任务目标. 从材料第一行起，到含有“rows-value: 20 (546, 77, 562, 91)”的那一行止（首尾两行都算在内），把这些行重新写出，只将其中的“sgs-data-point”改为“sgs-marker”，其余一字不动。只输出这一段。
__________
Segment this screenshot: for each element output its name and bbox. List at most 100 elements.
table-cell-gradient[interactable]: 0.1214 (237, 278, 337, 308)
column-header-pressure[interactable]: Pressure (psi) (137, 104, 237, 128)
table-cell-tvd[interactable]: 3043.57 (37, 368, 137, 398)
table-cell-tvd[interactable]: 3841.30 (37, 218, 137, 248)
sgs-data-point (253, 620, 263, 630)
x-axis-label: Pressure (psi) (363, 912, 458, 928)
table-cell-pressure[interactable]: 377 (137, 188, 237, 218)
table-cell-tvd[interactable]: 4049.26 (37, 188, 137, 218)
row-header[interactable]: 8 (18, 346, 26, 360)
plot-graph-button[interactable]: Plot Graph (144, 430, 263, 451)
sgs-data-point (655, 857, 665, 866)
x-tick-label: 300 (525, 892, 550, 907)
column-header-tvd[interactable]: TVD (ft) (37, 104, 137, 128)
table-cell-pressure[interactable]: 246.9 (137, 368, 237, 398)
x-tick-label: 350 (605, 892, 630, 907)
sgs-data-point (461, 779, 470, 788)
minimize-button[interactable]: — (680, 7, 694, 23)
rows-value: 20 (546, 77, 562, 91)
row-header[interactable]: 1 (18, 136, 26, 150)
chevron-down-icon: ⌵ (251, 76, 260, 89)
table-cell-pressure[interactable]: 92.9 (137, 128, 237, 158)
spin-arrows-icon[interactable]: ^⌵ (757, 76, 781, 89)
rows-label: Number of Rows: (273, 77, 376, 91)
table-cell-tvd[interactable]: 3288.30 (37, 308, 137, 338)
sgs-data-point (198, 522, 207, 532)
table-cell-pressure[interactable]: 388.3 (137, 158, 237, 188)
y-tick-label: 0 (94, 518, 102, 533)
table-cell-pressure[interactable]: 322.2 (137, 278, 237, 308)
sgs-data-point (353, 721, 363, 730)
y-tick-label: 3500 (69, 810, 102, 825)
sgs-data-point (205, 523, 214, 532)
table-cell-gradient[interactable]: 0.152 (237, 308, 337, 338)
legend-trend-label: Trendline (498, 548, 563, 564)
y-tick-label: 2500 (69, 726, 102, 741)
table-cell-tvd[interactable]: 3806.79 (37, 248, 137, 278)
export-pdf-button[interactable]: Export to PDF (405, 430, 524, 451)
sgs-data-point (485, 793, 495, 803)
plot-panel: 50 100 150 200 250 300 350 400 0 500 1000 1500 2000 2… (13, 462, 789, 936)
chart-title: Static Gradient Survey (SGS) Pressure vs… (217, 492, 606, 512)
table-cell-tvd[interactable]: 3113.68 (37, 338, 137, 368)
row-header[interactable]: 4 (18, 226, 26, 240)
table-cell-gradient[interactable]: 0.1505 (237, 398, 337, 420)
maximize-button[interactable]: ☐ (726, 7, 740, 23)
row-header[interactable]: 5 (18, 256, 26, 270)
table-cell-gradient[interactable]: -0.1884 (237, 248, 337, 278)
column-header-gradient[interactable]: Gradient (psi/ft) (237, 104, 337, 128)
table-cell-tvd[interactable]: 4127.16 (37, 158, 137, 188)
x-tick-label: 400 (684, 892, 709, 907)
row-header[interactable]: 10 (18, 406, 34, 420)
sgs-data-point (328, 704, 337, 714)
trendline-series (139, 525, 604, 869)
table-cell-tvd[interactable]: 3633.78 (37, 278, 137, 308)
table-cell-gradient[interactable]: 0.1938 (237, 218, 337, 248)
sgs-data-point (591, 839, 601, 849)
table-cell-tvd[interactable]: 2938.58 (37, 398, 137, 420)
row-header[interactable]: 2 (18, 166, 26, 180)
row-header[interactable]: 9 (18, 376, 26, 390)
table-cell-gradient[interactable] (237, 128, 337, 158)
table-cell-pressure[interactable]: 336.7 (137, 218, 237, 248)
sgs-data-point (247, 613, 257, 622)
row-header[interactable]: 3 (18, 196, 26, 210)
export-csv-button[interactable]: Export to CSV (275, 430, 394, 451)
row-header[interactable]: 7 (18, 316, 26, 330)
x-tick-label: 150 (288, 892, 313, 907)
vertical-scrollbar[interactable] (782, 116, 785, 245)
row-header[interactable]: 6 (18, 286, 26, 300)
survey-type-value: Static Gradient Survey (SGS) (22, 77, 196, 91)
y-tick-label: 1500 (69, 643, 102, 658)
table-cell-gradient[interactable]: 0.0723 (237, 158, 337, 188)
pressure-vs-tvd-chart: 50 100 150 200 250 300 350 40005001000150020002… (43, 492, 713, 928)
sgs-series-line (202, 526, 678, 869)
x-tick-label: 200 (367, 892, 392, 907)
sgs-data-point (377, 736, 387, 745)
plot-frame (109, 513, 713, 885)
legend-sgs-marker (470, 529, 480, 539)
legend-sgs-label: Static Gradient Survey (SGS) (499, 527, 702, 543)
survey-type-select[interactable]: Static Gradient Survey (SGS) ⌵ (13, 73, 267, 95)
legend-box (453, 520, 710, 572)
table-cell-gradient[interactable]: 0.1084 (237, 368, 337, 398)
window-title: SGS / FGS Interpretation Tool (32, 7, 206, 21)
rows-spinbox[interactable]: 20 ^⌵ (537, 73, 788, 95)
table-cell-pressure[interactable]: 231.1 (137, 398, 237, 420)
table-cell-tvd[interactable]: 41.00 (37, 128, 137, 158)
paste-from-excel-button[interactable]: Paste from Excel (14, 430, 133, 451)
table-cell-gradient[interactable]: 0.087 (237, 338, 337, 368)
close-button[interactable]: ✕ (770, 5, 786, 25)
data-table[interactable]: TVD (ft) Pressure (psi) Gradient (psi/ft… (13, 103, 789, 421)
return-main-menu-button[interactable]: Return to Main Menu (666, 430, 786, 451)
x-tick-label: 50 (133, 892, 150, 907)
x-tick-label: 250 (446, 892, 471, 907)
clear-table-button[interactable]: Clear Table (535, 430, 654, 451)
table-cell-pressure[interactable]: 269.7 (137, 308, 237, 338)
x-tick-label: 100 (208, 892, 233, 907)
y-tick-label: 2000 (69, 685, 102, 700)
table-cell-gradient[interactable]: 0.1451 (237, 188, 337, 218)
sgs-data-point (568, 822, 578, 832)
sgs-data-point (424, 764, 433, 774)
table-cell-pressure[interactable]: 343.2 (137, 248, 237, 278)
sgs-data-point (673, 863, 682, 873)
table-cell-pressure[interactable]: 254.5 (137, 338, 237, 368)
__________
本题解答.
Segment this screenshot: for each element output its name and bbox. List at most 100 elements.
table-cell-gradient[interactable]: 0.1214 (237, 278, 337, 308)
column-header-pressure[interactable]: Pressure (psi) (137, 104, 237, 128)
table-cell-tvd[interactable]: 3043.57 (37, 368, 137, 398)
table-cell-tvd[interactable]: 3841.30 (37, 218, 137, 248)
sgs-marker (253, 620, 263, 630)
x-axis-label: Pressure (psi) (363, 912, 458, 928)
table-cell-pressure[interactable]: 377 (137, 188, 237, 218)
table-cell-tvd[interactable]: 4049.26 (37, 188, 137, 218)
row-header[interactable]: 8 (18, 346, 26, 360)
plot-graph-button[interactable]: Plot Graph (144, 430, 263, 451)
sgs-marker (655, 857, 665, 866)
x-tick-label: 300 (525, 892, 550, 907)
column-header-tvd[interactable]: TVD (ft) (37, 104, 137, 128)
table-cell-pressure[interactable]: 246.9 (137, 368, 237, 398)
x-tick-label: 350 (605, 892, 630, 907)
sgs-marker (461, 779, 470, 788)
minimize-button[interactable]: — (680, 7, 694, 23)
rows-value: 20 (546, 77, 562, 91)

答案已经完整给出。